Exercise aim. Extract all records. Keep each one exact.

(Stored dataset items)

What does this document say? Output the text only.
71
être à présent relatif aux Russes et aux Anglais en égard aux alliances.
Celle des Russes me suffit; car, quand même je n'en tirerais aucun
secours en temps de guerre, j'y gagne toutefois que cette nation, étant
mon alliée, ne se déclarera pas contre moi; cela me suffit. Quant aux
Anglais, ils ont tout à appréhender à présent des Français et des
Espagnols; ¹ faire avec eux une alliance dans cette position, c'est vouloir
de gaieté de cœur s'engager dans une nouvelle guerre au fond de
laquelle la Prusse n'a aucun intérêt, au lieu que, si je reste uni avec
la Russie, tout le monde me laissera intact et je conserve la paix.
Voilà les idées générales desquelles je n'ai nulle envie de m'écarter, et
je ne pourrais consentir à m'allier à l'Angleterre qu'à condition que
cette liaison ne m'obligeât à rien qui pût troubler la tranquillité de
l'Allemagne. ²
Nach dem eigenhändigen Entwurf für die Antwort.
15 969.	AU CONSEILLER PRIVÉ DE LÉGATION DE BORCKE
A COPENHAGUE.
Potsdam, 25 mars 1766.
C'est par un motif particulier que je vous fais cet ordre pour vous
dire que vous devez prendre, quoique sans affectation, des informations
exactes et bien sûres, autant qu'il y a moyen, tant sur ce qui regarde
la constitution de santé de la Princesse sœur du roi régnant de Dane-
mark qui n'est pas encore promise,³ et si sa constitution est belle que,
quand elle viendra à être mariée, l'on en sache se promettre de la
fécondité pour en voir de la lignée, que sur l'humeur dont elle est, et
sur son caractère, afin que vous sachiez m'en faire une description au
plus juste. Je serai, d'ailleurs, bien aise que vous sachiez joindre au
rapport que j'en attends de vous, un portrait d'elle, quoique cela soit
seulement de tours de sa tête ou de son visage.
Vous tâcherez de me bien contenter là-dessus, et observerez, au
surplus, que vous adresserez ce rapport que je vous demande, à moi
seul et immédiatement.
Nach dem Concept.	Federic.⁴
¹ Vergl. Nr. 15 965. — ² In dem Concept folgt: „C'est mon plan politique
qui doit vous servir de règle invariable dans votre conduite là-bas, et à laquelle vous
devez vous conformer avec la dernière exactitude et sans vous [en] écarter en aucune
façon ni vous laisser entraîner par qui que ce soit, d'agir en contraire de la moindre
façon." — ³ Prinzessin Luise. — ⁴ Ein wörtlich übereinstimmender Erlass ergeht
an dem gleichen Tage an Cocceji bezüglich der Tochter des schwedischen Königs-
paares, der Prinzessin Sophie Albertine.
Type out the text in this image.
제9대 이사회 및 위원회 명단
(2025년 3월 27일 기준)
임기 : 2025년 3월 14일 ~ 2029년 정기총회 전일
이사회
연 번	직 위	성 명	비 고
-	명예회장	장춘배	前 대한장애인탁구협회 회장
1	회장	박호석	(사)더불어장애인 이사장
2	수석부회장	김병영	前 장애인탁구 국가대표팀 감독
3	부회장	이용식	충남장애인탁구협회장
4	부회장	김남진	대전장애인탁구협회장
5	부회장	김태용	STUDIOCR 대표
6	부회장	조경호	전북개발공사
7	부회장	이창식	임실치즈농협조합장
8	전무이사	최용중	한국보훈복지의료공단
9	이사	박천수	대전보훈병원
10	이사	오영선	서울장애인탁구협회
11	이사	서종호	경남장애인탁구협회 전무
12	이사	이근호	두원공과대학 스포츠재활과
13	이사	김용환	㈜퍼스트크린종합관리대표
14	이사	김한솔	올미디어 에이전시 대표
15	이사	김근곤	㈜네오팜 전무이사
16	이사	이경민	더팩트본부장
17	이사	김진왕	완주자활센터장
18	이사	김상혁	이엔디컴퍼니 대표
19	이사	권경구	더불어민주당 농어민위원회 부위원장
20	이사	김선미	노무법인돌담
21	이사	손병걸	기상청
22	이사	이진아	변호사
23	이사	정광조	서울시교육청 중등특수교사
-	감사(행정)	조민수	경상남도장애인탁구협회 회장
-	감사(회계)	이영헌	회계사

Written solution.
What does this document say? Output the text only.
71
être à présent relatif aux Russes et aux Anglais en égard aux alliances.
Celle des Russes me suffit; car, quand même je n'en tirerais aucun
secours en temps de guerre, j'y gagne toutefois que cette nation, étant
mon alliée, ne se déclarera pas contre moi; cela me suffit. Quant aux
Anglais, ils ont tout à appréhender à présent des Français et des
Espagnols; ¹ faire avec eux une alliance dans cette position, c'est vouloir
de gaieté de cœur s'engager dans une nouvelle guerre au fond de
laquelle la Prusse n'a aucun intérêt, au lieu que, si je reste uni avec
la Russie, tout le monde me laissera intact et je conserve la paix.
Voilà les idées générales desquelles je n'ai nulle envie de m'écarter, et
je ne pourrais consentir à m'allier à l'Angleterre qu'à condition que
cette liaison ne m'obligeât à rien qui pût troubler la tranquillité de
l'Allemagne. ²
Nach dem eigenhändigen Entwurf für die Antwort.
15 969.	AU CONSEILLER PRIVÉ DE LÉGATION DE BORCKE
A COPENHAGUE.
Potsdam, 25 mars 1766.
C'est par un motif particulier que je vous fais cet ordre pour vous
dire que vous devez prendre, quoique sans affectation, des informations
exactes et bien sûres, autant qu'il y a moyen, tant sur ce qui regarde
la constitution de santé de la Princesse sœur du roi régnant de Dane-
mark qui n'est pas encore promise,³ et si sa constitution est belle que,
quand elle viendra à être mariée, l'on en sache se promettre de la
fécondité pour en voir de la lignée, que sur l'humeur dont elle est, et
sur son caractère, afin que vous sachiez m'en faire une description au
plus juste. Je serai, d'ailleurs, bien aise que vous sachiez joindre au
rapport que j'en attends de vous, un portrait d'elle, quoique cela soit
seulement de tours de sa tête ou de son visage.
Vous tâcherez de me bien contenter là-dessus, et observerez, au
surplus, que vous adresserez ce rapport que je vous demande, à moi
seul et immédiatement.
Nach dem Concept.	Federic.⁴
¹ Vergl. Nr. 15 965. — ² In dem Concept folgt: „C'est mon plan politique
qui doit vous servir de règle invariable dans votre conduite là-bas, et à laquelle vous
devez vous conformer avec la dernière exactitude et sans vous [en] écarter en aucune
façon ni vous laisser entraîner par qui que ce soit, d'agir en contraire de la moindre
façon." — ³ Prinzessin Luise. — ⁴ Ein wörtlich übereinstimmender Erlass ergeht
an dem gleichen Tage an Cocceji bezüglich der Tochter des schwedischen Königs-
paares, der Prinzessin Sophie Albertine.
Type out the text in this image.
제9대 이사회 및 위원회 명단
(2025년 3월 27일 기준)
임기 : 2025년 3월 14일 ~ 2029년 정기총회 전일
이사회
연 번	직 위	성 명	비 고
-	명예회장	장춘배	前 대한장애인탁구협회 회장
1	회장	박호석	(사)더불어장애인 이사장
2	수석부회장	김병영	前 장애인탁구 국가대표팀 감독
3	부회장	이용식	충남장애인탁구협회장
4	부회장	김남진	대전장애인탁구협회장
5	부회장	김태용	STUDIOCR 대표
6	부회장	조경호	전북개발공사
7	부회장	이창식	임실치즈농협조합장
8	전무이사	최용중	한국보훈복지의료공단
9	이사	박천수	대전보훈병원
10	이사	오영선	서울장애인탁구협회
11	이사	서종호	경남장애인탁구협회 전무
12	이사	이근호	두원공과대학 스포츠재활과
13	이사	김용환	㈜퍼스트크린종합관리대표
14	이사	김한솔	올미디어 에이전시 대표
15	이사	김근곤	㈜네오팜 전무이사
16	이사	이경민	더팩트본부장
17	이사	김진왕	완주자활센터장
18	이사	김상혁	이엔디컴퍼니 대표
19	이사	권경구	더불어민주당 농어민위원회 부위원장
20	이사	김선미	노무법인돌담
21	이사	손병걸	기상청
22	이사	이진아	변호사
23	이사	정광조	서울시교육청 중등특수교사
-	감사(행정)	조민수	경상남도장애인탁구협회 회장
-	감사(회계)	이영헌	회계사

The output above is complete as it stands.